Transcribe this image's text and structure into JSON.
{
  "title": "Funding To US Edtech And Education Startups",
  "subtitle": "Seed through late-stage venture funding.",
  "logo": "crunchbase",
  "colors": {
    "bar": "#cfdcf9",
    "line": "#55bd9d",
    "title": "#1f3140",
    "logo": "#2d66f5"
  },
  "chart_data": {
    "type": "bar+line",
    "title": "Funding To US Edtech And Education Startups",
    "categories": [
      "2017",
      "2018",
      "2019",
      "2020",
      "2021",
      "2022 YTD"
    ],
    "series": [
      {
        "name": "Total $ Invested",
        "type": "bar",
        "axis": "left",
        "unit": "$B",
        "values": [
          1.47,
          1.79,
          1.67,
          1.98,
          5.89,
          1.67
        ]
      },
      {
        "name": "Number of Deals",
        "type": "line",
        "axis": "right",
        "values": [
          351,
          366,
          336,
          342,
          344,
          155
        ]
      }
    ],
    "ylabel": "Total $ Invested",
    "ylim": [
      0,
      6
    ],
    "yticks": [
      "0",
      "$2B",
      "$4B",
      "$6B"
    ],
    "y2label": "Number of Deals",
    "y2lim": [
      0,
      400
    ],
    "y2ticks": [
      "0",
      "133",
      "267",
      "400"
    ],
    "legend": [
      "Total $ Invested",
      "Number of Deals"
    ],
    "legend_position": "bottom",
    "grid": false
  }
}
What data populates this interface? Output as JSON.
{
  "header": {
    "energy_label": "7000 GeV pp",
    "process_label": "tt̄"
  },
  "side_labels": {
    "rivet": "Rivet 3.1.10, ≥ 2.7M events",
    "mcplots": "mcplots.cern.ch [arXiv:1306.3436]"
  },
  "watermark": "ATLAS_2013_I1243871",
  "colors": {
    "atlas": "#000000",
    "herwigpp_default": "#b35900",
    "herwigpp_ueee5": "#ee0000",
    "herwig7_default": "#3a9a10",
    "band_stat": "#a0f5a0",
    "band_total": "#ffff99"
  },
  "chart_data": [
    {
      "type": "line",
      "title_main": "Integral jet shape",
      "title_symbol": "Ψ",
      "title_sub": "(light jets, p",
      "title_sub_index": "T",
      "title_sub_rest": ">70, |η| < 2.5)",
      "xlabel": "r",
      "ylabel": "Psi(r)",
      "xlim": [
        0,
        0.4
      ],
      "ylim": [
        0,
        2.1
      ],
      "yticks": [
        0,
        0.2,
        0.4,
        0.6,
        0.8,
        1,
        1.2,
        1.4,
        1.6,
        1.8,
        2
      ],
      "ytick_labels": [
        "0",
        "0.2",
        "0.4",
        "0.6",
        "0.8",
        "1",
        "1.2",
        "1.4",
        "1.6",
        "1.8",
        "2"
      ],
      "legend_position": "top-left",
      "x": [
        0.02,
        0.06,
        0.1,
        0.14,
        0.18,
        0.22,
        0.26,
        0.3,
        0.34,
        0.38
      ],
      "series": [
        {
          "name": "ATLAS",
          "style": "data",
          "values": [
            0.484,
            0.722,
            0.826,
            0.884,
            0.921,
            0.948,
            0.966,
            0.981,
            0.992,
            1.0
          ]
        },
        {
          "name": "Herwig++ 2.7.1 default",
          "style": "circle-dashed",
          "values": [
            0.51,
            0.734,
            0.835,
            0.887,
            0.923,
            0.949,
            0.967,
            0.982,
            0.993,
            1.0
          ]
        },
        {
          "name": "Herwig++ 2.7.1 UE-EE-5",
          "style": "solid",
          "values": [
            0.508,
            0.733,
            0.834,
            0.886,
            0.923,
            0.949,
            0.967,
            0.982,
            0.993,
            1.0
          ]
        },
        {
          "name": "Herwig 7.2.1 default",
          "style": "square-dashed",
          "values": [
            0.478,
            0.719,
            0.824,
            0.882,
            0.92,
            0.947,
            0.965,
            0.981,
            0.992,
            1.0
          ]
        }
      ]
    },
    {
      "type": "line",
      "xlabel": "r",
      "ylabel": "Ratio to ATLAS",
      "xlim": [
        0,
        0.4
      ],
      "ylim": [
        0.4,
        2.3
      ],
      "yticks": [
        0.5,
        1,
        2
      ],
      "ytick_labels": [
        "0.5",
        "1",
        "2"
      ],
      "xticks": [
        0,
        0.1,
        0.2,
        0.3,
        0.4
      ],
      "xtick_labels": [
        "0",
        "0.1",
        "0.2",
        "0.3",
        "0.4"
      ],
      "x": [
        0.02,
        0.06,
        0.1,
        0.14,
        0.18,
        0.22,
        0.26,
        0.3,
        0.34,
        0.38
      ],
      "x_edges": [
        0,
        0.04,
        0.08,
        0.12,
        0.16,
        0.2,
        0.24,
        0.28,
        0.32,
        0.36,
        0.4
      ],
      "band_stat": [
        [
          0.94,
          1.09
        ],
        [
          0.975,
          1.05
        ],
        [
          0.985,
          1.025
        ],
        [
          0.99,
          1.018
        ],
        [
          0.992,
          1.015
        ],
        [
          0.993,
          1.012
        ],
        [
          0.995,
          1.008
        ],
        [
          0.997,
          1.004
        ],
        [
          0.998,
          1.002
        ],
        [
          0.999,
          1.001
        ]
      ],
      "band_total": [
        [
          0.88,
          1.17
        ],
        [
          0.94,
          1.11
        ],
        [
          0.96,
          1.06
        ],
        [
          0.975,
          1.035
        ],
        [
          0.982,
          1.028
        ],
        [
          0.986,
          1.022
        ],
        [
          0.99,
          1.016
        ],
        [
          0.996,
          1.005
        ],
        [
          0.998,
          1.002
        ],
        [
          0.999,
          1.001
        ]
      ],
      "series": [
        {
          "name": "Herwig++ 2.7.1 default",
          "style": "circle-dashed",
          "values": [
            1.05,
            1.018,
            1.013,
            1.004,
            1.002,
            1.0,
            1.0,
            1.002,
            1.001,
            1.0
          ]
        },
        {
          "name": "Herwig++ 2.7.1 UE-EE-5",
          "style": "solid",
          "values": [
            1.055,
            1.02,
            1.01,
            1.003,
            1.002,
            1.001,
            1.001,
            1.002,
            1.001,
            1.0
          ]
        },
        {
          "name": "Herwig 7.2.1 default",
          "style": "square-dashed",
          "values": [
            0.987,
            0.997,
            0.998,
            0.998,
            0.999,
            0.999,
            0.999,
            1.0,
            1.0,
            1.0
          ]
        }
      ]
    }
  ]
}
———
- SHORT PROBLEM: Using the data above, repeat every line exactly.

- OUTPUT FOR THIS TASK:
Transcribe this image's text and structure into JSON.
{
  "title": "Funding To US Edtech And Education Startups",
  "subtitle": "Seed through late-stage venture funding.",
  "logo": "crunchbase",
  "colors": {
    "bar": "#cfdcf9",
    "line": "#55bd9d",
    "title": "#1f3140",
    "logo": "#2d66f5"
  },
  "chart_data": {
    "type": "bar+line",
    "title": "Funding To US Edtech And Education Startups",
    "categories": [
      "2017",
      "2018",
      "2019",
      "2020",
      "2021",
      "2022 YTD"
    ],
    "series": [
      {
        "name": "Total $ Invested",
        "type": "bar",
        "axis": "left",
        "unit": "$B",
        "values": [
          1.47,
          1.79,
          1.67,
          1.98,
          5.89,
          1.67
        ]
      },
      {
        "name": "Number of Deals",
        "type": "line",
        "axis": "right",
        "values": [
          351,
          366,
          336,
          342,
          344,
          155
        ]
      }
    ],
    "ylabel": "Total $ Invested",
    "ylim": [
      0,
      6
    ],
    "yticks": [
      "0",
      "$2B",
      "$4B",
      "$6B"
    ],
    "y2label": "Number of Deals",
    "y2lim": [
      0,
      400
    ],
    "y2ticks": [
      "0",
      "133",
      "267",
      "400"
    ],
    "legend": [
      "Total $ Invested",
      "Number of Deals"
    ],
    "legend_position": "bottom",
    "grid": false
  }
}
What data populates this interface? Output as JSON.
{
  "header": {
    "energy_label": "7000 GeV pp",
    "process_label": "tt̄"
  },
  "side_labels": {
    "rivet": "Rivet 3.1.10, ≥ 2.7M events",
    "mcplots": "mcplots.cern.ch [arXiv:1306.3436]"
  },
  "watermark": "ATLAS_2013_I1243871",
  "colors": {
    "atlas": "#000000",
    "herwigpp_default": "#b35900",
    "herwigpp_ueee5": "#ee0000",
    "herwig7_default": "#3a9a10",
    "band_stat": "#a0f5a0",
    "band_total": "#ffff99"
  },
  "chart_data": [
    {
      "type": "line",
      "title_main": "Integral jet shape",
      "title_symbol": "Ψ",
      "title_sub": "(light jets, p",
      "title_sub_index": "T",
      "title_sub_rest": ">70, |η| < 2.5)",
      "xlabel": "r",
      "ylabel": "Psi(r)",
      "xlim": [
        0,
        0.4
      ],
      "ylim": [
        0,
        2.1
      ],
      "yticks": [
        0,
        0.2,
        0.4,
        0.6,
        0.8,
        1,
        1.2,
        1.4,
        1.6,
        1.8,
        2
      ],
      "ytick_labels": [
        "0",
        "0.2",
        "0.4",
        "0.6",
        "0.8",
        "1",
        "1.2",
        "1.4",
        "1.6",
        "1.8",
        "2"
      ],
      "legend_position": "top-left",
      "x": [
        0.02,
        0.06,
        0.1,
        0.14,
        0.18,
        0.22,
        0.26,
        0.3,
        0.34,
        0.38
      ],
      "series": [
        {
          "name": "ATLAS",
          "style": "data",
          "values": [
            0.484,
            0.722,
            0.826,
            0.884,
            0.921,
            0.948,
            0.966,
            0.981,
            0.992,
            1.0
          ]
        },
        {
          "name": "Herwig++ 2.7.1 default",
          "style": "circle-dashed",
          "values": [
            0.51,
            0.734,
            0.835,
            0.887,
            0.923,
            0.949,
            0.967,
            0.982,
            0.993,
            1.0
          ]
        },
        {
          "name": "Herwig++ 2.7.1 UE-EE-5",
          "style": "solid",
          "values": [
            0.508,
            0.733,
            0.834,
            0.886,
            0.923,
            0.949,
            0.967,
            0.982,
            0.993,
            1.0
          ]
        },
        {
          "name": "Herwig 7.2.1 default",
          "style": "square-dashed",
          "values": [
            0.478,
            0.719,
            0.824,
            0.882,
            0.92,
            0.947,
            0.965,
            0.981,
            0.992,
            1.0
          ]
        }
      ]
    },
    {
      "type": "line",
      "xlabel": "r",
      "ylabel": "Ratio to ATLAS",
      "xlim": [
        0,
        0.4
      ],
      "ylim": [
        0.4,
        2.3
      ],
      "yticks": [
        0.5,
        1,
        2
      ],
      "ytick_labels": [
        "0.5",
        "1",
        "2"
      ],
      "xticks": [
        0,
        0.1,
        0.2,
        0.3,
        0.4
      ],
      "xtick_labels": [
        "0",
        "0.1",
        "0.2",
        "0.3",
        "0.4"
      ],
      "x": [
        0.02,
        0.06,
        0.1,
        0.14,
        0.18,
        0.22,
        0.26,
        0.3,
        0.34,
        0.38
      ],
      "x_edges": [
        0,
        0.04,
        0.08,
        0.12,
        0.16,
        0.2,
        0.24,
        0.28,
        0.32,
        0.36,
        0.4
      ],
      "band_stat": [
        [
          0.94,
          1.09
        ],
        [
          0.975,
          1.05
        ],
        [
          0.985,
          1.025
        ],
        [
          0.99,
          1.018
        ],
        [
          0.992,
          1.015
        ],
        [
          0.993,
          1.012
        ],
        [
          0.995,
          1.008
        ],
        [
          0.997,
          1.004
        ],
        [
          0.998,
          1.002
        ],
        [
          0.999,
          1.001
        ]
      ],
      "band_total": [
        [
          0.88,
          1.17
        ],
        [
          0.94,
          1.11
        ],
        [
          0.96,
          1.06
        ],
        [
          0.975,
          1.035
        ],
        [
          0.982,
          1.028
        ],
        [
          0.986,
          1.022
        ],
        [
          0.99,
          1.016
        ],
        [
          0.996,
          1.005
        ],
        [
          0.998,
          1.002
        ],
        [
          0.999,
          1.001
        ]
      ],
      "series": [
        {
          "name": "Herwig++ 2.7.1 default",
          "style": "circle-dashed",
          "values": [
            1.05,
            1.018,
            1.013,
            1.004,
            1.002,
            1.0,
            1.0,
            1.002,
            1.001,
            1.0
          ]
        },
        {
          "name": "Herwig++ 2.7.1 UE-EE-5",
          "style": "solid",
          "values": [
            1.055,
            1.02,
            1.01,
            1.003,
            1.002,
            1.001,
            1.001,
            1.002,
            1.001,
            1.0
          ]
        },
        {
          "name": "Herwig 7.2.1 default",
          "style": "square-dashed",
          "values": [
            0.987,
            0.997,
            0.998,
            0.998,
            0.999,
            0.999,
            0.999,
            1.0,
            1.0,
            1.0
          ]
        }
      ]
    }
  ]
}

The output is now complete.